WHAT YOU HAVE TO DO
Return every entry exactly.

_ _ _ _ _ _ _

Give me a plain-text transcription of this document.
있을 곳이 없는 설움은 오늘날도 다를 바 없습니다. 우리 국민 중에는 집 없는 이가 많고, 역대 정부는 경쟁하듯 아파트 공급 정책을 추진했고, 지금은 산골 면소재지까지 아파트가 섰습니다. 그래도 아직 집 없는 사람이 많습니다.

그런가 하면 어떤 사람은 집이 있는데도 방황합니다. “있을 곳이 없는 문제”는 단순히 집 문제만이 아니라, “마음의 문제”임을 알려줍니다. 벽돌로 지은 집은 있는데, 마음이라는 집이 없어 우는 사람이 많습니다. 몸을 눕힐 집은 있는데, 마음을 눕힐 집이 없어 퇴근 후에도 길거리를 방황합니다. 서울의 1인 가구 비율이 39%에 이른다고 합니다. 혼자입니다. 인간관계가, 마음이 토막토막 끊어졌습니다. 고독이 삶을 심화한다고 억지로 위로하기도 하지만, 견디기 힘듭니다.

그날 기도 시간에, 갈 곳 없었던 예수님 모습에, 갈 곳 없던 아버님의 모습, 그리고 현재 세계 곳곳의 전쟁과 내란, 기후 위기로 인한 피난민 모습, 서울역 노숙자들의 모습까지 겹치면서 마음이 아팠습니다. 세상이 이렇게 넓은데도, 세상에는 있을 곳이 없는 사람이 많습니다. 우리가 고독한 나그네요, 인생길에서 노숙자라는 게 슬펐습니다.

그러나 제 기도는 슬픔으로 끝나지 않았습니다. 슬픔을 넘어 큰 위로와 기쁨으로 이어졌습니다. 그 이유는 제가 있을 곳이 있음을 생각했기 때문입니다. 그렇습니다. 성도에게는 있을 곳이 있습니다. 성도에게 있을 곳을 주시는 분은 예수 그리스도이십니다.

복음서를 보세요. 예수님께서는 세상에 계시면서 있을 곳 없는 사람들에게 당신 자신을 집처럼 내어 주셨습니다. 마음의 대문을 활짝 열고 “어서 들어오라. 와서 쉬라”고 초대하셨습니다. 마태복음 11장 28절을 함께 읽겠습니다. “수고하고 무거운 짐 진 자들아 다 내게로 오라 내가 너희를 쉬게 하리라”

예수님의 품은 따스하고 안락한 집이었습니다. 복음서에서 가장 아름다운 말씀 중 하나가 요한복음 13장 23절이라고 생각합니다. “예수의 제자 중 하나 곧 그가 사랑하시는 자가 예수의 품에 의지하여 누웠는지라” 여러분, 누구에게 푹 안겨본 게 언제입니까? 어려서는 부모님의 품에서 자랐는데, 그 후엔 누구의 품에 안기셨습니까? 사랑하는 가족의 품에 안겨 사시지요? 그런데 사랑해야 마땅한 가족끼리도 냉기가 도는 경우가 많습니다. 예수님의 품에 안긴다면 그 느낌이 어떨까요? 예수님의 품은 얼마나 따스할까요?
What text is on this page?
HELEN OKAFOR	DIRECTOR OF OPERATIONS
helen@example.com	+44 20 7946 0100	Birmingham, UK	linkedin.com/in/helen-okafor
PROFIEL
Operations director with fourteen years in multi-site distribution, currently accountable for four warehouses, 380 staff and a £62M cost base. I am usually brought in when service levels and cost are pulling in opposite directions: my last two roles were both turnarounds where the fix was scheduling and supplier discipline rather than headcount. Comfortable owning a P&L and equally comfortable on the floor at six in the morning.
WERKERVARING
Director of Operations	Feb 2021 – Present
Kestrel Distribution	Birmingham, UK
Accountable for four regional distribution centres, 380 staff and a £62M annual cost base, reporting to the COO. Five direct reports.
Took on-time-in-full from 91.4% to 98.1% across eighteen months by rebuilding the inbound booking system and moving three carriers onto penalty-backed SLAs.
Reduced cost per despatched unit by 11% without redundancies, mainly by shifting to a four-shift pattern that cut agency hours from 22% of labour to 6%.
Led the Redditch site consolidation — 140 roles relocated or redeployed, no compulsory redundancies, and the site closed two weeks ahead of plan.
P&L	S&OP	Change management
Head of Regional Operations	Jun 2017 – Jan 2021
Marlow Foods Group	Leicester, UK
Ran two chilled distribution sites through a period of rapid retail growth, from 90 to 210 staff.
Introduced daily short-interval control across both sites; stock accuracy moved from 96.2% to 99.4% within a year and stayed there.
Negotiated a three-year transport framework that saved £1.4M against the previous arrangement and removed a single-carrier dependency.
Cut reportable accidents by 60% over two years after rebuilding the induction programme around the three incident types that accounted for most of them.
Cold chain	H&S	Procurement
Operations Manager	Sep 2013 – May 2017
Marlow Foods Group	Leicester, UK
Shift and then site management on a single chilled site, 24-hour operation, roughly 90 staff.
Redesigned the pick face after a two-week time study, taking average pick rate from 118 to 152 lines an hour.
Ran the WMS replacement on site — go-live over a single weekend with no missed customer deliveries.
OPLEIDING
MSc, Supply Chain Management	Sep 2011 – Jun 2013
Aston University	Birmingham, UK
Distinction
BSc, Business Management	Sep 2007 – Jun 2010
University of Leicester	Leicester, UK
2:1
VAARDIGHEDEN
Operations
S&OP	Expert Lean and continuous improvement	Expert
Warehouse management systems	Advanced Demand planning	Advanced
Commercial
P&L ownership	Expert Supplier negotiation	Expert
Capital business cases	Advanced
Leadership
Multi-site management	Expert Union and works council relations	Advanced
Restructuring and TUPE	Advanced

_ _ _ _ _ _ _

FULL SOLUTION
Give me a plain-text transcription of this document.
있을 곳이 없는 설움은 오늘날도 다를 바 없습니다. 우리 국민 중에는 집 없는 이가 많고, 역대 정부는 경쟁하듯 아파트 공급 정책을 추진했고, 지금은 산골 면소재지까지 아파트가 섰습니다. 그래도 아직 집 없는 사람이 많습니다.

그런가 하면 어떤 사람은 집이 있는데도 방황합니다. “있을 곳이 없는 문제”는 단순히 집 문제만이 아니라, “마음의 문제”임을 알려줍니다. 벽돌로 지은 집은 있는데, 마음이라는 집이 없어 우는 사람이 많습니다. 몸을 눕힐 집은 있는데, 마음을 눕힐 집이 없어 퇴근 후에도 길거리를 방황합니다. 서울의 1인 가구 비율이 39%에 이른다고 합니다. 혼자입니다. 인간관계가, 마음이 토막토막 끊어졌습니다. 고독이 삶을 심화한다고 억지로 위로하기도 하지만, 견디기 힘듭니다.

그날 기도 시간에, 갈 곳 없었던 예수님 모습에, 갈 곳 없던 아버님의 모습, 그리고 현재 세계 곳곳의 전쟁과 내란, 기후 위기로 인한 피난민 모습, 서울역 노숙자들의 모습까지 겹치면서 마음이 아팠습니다. 세상이 이렇게 넓은데도, 세상에는 있을 곳이 없는 사람이 많습니다. 우리가 고독한 나그네요, 인생길에서 노숙자라는 게 슬펐습니다.

그러나 제 기도는 슬픔으로 끝나지 않았습니다. 슬픔을 넘어 큰 위로와 기쁨으로 이어졌습니다. 그 이유는 제가 있을 곳이 있음을 생각했기 때문입니다. 그렇습니다. 성도에게는 있을 곳이 있습니다. 성도에게 있을 곳을 주시는 분은 예수 그리스도이십니다.

복음서를 보세요. 예수님께서는 세상에 계시면서 있을 곳 없는 사람들에게 당신 자신을 집처럼 내어 주셨습니다. 마음의 대문을 활짝 열고 “어서 들어오라. 와서 쉬라”고 초대하셨습니다. 마태복음 11장 28절을 함께 읽겠습니다. “수고하고 무거운 짐 진 자들아 다 내게로 오라 내가 너희를 쉬게 하리라”

예수님의 품은 따스하고 안락한 집이었습니다. 복음서에서 가장 아름다운 말씀 중 하나가 요한복음 13장 23절이라고 생각합니다. “예수의 제자 중 하나 곧 그가 사랑하시는 자가 예수의 품에 의지하여 누웠는지라” 여러분, 누구에게 푹 안겨본 게 언제입니까? 어려서는 부모님의 품에서 자랐는데, 그 후엔 누구의 품에 안기셨습니까? 사랑하는 가족의 품에 안겨 사시지요? 그런데 사랑해야 마땅한 가족끼리도 냉기가 도는 경우가 많습니다. 예수님의 품에 안긴다면 그 느낌이 어떨까요? 예수님의 품은 얼마나 따스할까요?
What text is on this page?
HELEN OKAFOR	DIRECTOR OF OPERATIONS
helen@example.com	+44 20 7946 0100	Birmingham, UK	linkedin.com/in/helen-okafor
PROFIEL
Operations director with fourteen years in multi-site distribution, currently accountable for four warehouses, 380 staff and a £62M cost base. I am usually brought in when service levels and cost are pulling in opposite directions: my last two roles were both turnarounds where the fix was scheduling and supplier discipline rather than headcount. Comfortable owning a P&L and equally comfortable on the floor at six in the morning.
WERKERVARING
Director of Operations	Feb 2021 – Present
Kestrel Distribution	Birmingham, UK
Accountable for four regional distribution centres, 380 staff and a £62M annual cost base, reporting to the COO. Five direct reports.
Took on-time-in-full from 91.4% to 98.1% across eighteen months by rebuilding the inbound booking system and moving three carriers onto penalty-backed SLAs.
Reduced cost per despatched unit by 11% without redundancies, mainly by shifting to a four-shift pattern that cut agency hours from 22% of labour to 6%.
Led the Redditch site consolidation — 140 roles relocated or redeployed, no compulsory redundancies, and the site closed two weeks ahead of plan.
P&L	S&OP	Change management
Head of Regional Operations	Jun 2017 – Jan 2021
Marlow Foods Group	Leicester, UK
Ran two chilled distribution sites through a period of rapid retail growth, from 90 to 210 staff.
Introduced daily short-interval control across both sites; stock accuracy moved from 96.2% to 99.4% within a year and stayed there.
Negotiated a three-year transport framework that saved £1.4M against the previous arrangement and removed a single-carrier dependency.
Cut reportable accidents by 60% over two years after rebuilding the induction programme around the three incident types that accounted for most of them.
Cold chain	H&S	Procurement
Operations Manager	Sep 2013 – May 2017
Marlow Foods Group	Leicester, UK
Shift and then site management on a single chilled site, 24-hour operation, roughly 90 staff.
Redesigned the pick face after a two-week time study, taking average pick rate from 118 to 152 lines an hour.
Ran the WMS replacement on site — go-live over a single weekend with no missed customer deliveries.
OPLEIDING
MSc, Supply Chain Management	Sep 2011 – Jun 2013
Aston University	Birmingham, UK
Distinction
BSc, Business Management	Sep 2007 – Jun 2010
University of Leicester	Leicester, UK
2:1
VAARDIGHEDEN
Operations
S&OP	Expert Lean and continuous improvement	Expert
Warehouse management systems	Advanced Demand planning	Advanced
Commercial
P&L ownership	Expert Supplier negotiation	Expert
Capital business cases	Advanced
Leadership
Multi-site management	Expert Union and works council relations	Advanced
Restructuring and TUPE	Advanced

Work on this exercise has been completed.